__STATED GOAL__.
Restate all of the data exactly.

__DATA LINES__.
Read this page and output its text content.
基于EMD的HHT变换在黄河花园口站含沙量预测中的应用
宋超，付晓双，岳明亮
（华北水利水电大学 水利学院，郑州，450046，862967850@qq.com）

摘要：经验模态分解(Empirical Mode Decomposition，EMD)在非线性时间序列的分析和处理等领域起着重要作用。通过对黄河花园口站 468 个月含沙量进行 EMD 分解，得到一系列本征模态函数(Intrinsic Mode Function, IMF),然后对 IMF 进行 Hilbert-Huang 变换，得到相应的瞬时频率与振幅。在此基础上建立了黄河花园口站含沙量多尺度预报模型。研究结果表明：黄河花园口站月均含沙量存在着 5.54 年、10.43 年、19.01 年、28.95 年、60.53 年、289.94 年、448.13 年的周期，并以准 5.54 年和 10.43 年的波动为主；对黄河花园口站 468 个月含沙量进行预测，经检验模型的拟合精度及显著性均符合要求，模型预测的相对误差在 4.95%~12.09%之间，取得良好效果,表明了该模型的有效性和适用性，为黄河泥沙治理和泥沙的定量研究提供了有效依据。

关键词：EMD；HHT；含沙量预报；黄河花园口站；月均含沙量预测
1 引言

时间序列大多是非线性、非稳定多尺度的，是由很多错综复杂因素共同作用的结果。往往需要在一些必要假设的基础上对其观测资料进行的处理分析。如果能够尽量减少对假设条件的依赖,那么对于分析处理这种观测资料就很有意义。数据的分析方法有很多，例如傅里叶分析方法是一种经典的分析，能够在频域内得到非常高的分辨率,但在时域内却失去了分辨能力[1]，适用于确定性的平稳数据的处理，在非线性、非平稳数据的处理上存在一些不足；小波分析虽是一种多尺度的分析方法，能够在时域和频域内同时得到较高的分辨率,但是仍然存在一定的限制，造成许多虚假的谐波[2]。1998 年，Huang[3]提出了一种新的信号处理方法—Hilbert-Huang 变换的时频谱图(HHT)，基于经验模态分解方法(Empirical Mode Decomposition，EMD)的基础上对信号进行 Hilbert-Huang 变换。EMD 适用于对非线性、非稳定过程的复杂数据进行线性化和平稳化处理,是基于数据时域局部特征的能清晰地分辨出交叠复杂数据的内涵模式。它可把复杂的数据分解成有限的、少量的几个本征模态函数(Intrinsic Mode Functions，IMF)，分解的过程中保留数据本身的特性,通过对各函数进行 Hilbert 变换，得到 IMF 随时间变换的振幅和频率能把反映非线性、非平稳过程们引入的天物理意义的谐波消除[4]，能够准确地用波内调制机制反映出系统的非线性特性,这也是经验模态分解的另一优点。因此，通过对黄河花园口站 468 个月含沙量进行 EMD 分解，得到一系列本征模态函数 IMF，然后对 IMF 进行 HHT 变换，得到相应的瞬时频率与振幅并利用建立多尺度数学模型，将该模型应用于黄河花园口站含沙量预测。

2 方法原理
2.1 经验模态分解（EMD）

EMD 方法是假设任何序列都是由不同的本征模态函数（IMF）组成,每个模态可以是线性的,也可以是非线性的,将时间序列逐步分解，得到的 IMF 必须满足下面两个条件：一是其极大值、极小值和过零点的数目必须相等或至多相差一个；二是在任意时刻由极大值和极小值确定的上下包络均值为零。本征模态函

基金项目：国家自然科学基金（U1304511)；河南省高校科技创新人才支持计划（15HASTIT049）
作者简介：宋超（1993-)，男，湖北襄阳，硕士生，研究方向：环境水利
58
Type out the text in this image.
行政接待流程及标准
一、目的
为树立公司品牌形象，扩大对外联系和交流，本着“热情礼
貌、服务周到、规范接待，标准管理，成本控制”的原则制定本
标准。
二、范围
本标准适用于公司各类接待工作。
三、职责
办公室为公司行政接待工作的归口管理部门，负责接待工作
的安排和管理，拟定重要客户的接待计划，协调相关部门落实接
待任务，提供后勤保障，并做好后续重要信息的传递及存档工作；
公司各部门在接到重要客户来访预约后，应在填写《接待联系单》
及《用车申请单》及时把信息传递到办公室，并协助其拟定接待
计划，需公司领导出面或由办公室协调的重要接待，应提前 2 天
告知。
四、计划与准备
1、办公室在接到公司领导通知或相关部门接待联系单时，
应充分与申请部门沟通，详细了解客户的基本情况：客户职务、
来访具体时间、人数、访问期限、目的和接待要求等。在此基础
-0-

__WRITTEN SOLUTION__.
Read this page and output its text content.
基于EMD的HHT变换在黄河花园口站含沙量预测中的应用
宋超，付晓双，岳明亮
（华北水利水电大学 水利学院，郑州，450046，862967850@qq.com）

摘要：经验模态分解(Empirical Mode Decomposition，EMD)在非线性时间序列的分析和处理等领域起着重要作用。通过对黄河花园口站 468 个月含沙量进行 EMD 分解，得到一系列本征模态函数(Intrinsic Mode Function, IMF),然后对 IMF 进行 Hilbert-Huang 变换，得到相应的瞬时频率与振幅。在此基础上建立了黄河花园口站含沙量多尺度预报模型。研究结果表明：黄河花园口站月均含沙量存在着 5.54 年、10.43 年、19.01 年、28.95 年、60.53 年、289.94 年、448.13 年的周期，并以准 5.54 年和 10.43 年的波动为主；对黄河花园口站 468 个月含沙量进行预测，经检验模型的拟合精度及显著性均符合要求，模型预测的相对误差在 4.95%~12.09%之间，取得良好效果,表明了该模型的有效性和适用性，为黄河泥沙治理和泥沙的定量研究提供了有效依据。

关键词：EMD；HHT；含沙量预报；黄河花园口站；月均含沙量预测
1 引言

时间序列大多是非线性、非稳定多尺度的，是由很多错综复杂因素共同作用的结果。往往需要在一些必要假设的基础上对其观测资料进行的处理分析。如果能够尽量减少对假设条件的依赖,那么对于分析处理这种观测资料就很有意义。数据的分析方法有很多，例如傅里叶分析方法是一种经典的分析，能够在频域内得到非常高的分辨率,但在时域内却失去了分辨能力[1]，适用于确定性的平稳数据的处理，在非线性、非平稳数据的处理上存在一些不足；小波分析虽是一种多尺度的分析方法，能够在时域和频域内同时得到较高的分辨率,但是仍然存在一定的限制，造成许多虚假的谐波[2]。1998 年，Huang[3]提出了一种新的信号处理方法—Hilbert-Huang 变换的时频谱图(HHT)，基于经验模态分解方法(Empirical Mode Decomposition，EMD)的基础上对信号进行 Hilbert-Huang 变换。EMD 适用于对非线性、非稳定过程的复杂数据进行线性化和平稳化处理,是基于数据时域局部特征的能清晰地分辨出交叠复杂数据的内涵模式。它可把复杂的数据分解成有限的、少量的几个本征模态函数(Intrinsic Mode Functions，IMF)，分解的过程中保留数据本身的特性,通过对各函数进行 Hilbert 变换，得到 IMF 随时间变换的振幅和频率能把反映非线性、非平稳过程们引入的天物理意义的谐波消除[4]，能够准确地用波内调制机制反映出系统的非线性特性,这也是经验模态分解的另一优点。因此，通过对黄河花园口站 468 个月含沙量进行 EMD 分解，得到一系列本征模态函数 IMF，然后对 IMF 进行 HHT 变换，得到相应的瞬时频率与振幅并利用建立多尺度数学模型，将该模型应用于黄河花园口站含沙量预测。

2 方法原理
2.1 经验模态分解（EMD）

EMD 方法是假设任何序列都是由不同的本征模态函数（IMF）组成,每个模态可以是线性的,也可以是非线性的,将时间序列逐步分解，得到的 IMF 必须满足下面两个条件：一是其极大值、极小值和过零点的数目必须相等或至多相差一个；二是在任意时刻由极大值和极小值确定的上下包络均值为零。本征模态函

基金项目：国家自然科学基金（U1304511)；河南省高校科技创新人才支持计划（15HASTIT049）
作者简介：宋超（1993-)，男，湖北襄阳，硕士生，研究方向：环境水利
58
Type out the text in this image.
行政接待流程及标准
一、目的
为树立公司品牌形象，扩大对外联系和交流，本着“热情礼
貌、服务周到、规范接待，标准管理，成本控制”的原则制定本
标准。
二、范围
本标准适用于公司各类接待工作。
三、职责
办公室为公司行政接待工作的归口管理部门，负责接待工作
的安排和管理，拟定重要客户的接待计划，协调相关部门落实接
待任务，提供后勤保障，并做好后续重要信息的传递及存档工作；
公司各部门在接到重要客户来访预约后，应在填写《接待联系单》
及《用车申请单》及时把信息传递到办公室，并协助其拟定接待
计划，需公司领导出面或由办公室协调的重要接待，应提前 2 天
告知。
四、计划与准备
1、办公室在接到公司领导通知或相关部门接待联系单时，
应充分与申请部门沟通，详细了解客户的基本情况：客户职务、
来访具体时间、人数、访问期限、目的和接待要求等。在此基础
-0-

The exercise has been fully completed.